>> BEGIN Dataset
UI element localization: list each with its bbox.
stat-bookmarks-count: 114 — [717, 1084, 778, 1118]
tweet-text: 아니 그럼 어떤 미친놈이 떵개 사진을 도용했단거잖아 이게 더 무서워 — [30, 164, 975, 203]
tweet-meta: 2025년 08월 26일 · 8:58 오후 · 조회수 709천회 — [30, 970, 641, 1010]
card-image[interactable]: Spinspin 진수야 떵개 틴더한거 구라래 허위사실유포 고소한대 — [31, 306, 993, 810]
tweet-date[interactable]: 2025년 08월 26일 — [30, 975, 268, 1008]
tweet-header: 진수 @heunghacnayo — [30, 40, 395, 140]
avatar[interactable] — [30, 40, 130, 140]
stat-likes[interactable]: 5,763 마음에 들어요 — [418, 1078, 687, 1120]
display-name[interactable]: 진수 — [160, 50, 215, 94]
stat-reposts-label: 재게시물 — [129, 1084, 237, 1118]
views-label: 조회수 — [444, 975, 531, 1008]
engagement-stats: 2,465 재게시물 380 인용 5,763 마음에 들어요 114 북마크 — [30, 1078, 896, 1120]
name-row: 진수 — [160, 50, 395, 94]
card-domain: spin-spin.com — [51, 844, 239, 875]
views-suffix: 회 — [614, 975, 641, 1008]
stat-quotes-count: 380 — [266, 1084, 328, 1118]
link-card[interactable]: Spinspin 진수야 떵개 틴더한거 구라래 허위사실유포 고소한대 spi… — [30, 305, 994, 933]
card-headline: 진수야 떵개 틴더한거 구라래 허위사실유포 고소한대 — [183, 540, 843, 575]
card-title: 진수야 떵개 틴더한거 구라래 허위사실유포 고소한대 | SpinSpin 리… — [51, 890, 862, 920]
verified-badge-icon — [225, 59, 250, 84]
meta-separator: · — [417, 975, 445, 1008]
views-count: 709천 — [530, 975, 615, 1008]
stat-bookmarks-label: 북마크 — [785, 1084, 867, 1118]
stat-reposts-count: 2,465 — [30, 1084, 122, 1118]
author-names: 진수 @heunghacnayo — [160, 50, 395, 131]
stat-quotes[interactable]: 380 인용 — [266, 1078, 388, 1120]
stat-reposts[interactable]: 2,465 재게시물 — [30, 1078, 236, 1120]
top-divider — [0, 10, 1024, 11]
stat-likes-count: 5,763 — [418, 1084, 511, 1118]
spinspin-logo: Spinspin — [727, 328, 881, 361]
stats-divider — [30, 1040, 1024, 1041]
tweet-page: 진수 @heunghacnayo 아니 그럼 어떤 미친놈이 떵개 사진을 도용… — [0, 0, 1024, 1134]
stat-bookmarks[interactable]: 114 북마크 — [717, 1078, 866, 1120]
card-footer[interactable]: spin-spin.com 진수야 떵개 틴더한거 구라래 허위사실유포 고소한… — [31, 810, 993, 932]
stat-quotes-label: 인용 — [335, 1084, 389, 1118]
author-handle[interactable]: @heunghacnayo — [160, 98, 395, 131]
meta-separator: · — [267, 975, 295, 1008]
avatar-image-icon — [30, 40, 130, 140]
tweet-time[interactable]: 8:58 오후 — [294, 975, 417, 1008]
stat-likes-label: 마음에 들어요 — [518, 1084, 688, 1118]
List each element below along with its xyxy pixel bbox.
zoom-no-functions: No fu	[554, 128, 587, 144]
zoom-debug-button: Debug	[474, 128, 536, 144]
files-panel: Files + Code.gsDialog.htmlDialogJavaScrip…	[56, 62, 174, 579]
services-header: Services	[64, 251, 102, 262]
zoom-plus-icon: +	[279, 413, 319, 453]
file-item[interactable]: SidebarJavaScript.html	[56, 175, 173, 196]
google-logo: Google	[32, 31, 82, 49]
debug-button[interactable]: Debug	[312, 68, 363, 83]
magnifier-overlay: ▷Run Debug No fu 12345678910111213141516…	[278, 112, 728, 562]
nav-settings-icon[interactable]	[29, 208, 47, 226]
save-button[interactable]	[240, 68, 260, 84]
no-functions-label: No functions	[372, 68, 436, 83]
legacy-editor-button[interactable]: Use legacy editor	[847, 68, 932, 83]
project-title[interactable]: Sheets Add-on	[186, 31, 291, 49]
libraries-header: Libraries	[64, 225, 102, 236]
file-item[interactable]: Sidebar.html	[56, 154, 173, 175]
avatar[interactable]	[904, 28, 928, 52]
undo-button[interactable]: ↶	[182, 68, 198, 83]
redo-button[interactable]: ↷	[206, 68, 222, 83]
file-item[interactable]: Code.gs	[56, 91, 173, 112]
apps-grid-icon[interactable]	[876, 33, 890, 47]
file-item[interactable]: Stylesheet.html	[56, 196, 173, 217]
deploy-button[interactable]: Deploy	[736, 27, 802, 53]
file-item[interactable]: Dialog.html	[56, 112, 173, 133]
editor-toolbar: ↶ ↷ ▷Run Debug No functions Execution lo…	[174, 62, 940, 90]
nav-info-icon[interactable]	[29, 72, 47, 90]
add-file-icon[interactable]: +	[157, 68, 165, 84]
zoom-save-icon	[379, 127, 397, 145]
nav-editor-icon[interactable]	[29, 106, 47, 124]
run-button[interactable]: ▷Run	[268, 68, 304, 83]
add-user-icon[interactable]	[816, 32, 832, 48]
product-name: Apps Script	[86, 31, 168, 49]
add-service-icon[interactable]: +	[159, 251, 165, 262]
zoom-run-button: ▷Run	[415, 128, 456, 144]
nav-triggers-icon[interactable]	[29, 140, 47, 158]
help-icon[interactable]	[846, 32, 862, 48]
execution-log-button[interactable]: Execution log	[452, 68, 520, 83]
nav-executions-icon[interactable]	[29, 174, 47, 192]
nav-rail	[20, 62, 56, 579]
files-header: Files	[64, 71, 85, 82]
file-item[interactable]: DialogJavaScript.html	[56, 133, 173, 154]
>> END Dataset
* **Problem to work on**
Give every line from the start of the items up to and including the line with "card-headline: 진수야 떵개" as a Markdown table. Leave out blank lines, and use the columns Row and Line.

* **Answer to this problem**
| Row | Line |
|---|---|
| 1 | UI element localization: list each with its bbox. |
| 2 | stat-bookmarks-count: 114 — [717, 1084, 778, 1118] |
| 3 | tweet-text: 아니 그럼 어떤 미친놈이 떵개 사진을 도용했단거잖아 이게 더 무서워 — [30, 164, 975, 203] |
| 4 | tweet-meta: 2025년 08월 26일 · 8:58 오후 · 조회수 709천회 — [30, 970, 641, 1010] |
| 5 | card-image[interactable]: Spinspin 진수야 떵개 틴더한거 구라래 허위사실유포 고소한대 — [31, 306, 993, 810] |
| 6 | tweet-date[interactable]: 2025년 08월 26일 — [30, 975, 268, 1008] |
| 7 | tweet-header: 진수 @heunghacnayo — [30, 40, 395, 140] |
| 8 | avatar[interactable] — [30, 40, 130, 140] |
| 9 | stat-likes[interactable]: 5,763 마음에 들어요 — [418, 1078, 687, 1120] |
| 10 | display-name[interactable]: 진수 — [160, 50, 215, 94] |
| 11 | stat-reposts-label: 재게시물 — [129, 1084, 237, 1118] |
| 12 | views-label: 조회수 — [444, 975, 531, 1008] |
| 13 | engagement-stats: 2,465 재게시물 380 인용 5,763 마음에 들어요 114 북마크 — [30, 1078, 896, 1120] |
| 14 | name-row: 진수 — [160, 50, 395, 94] |
| 15 | card-domain: spin-spin.com — [51, 844, 239, 875] |
| 16 | views-suffix: 회 — [614, 975, 641, 1008] |
| 17 | stat-quotes-count: 380 — [266, 1084, 328, 1118] |
| 18 | link-card[interactable]: Spinspin 진수야 떵개 틴더한거 구라래 허위사실유포 고소한대 spi… — [30, 305, 994, 933] |
| 19 | card-headline: 진수야 떵개 틴더한거 구라래 허위사실유포 고소한대 — [183, 540, 843, 575] |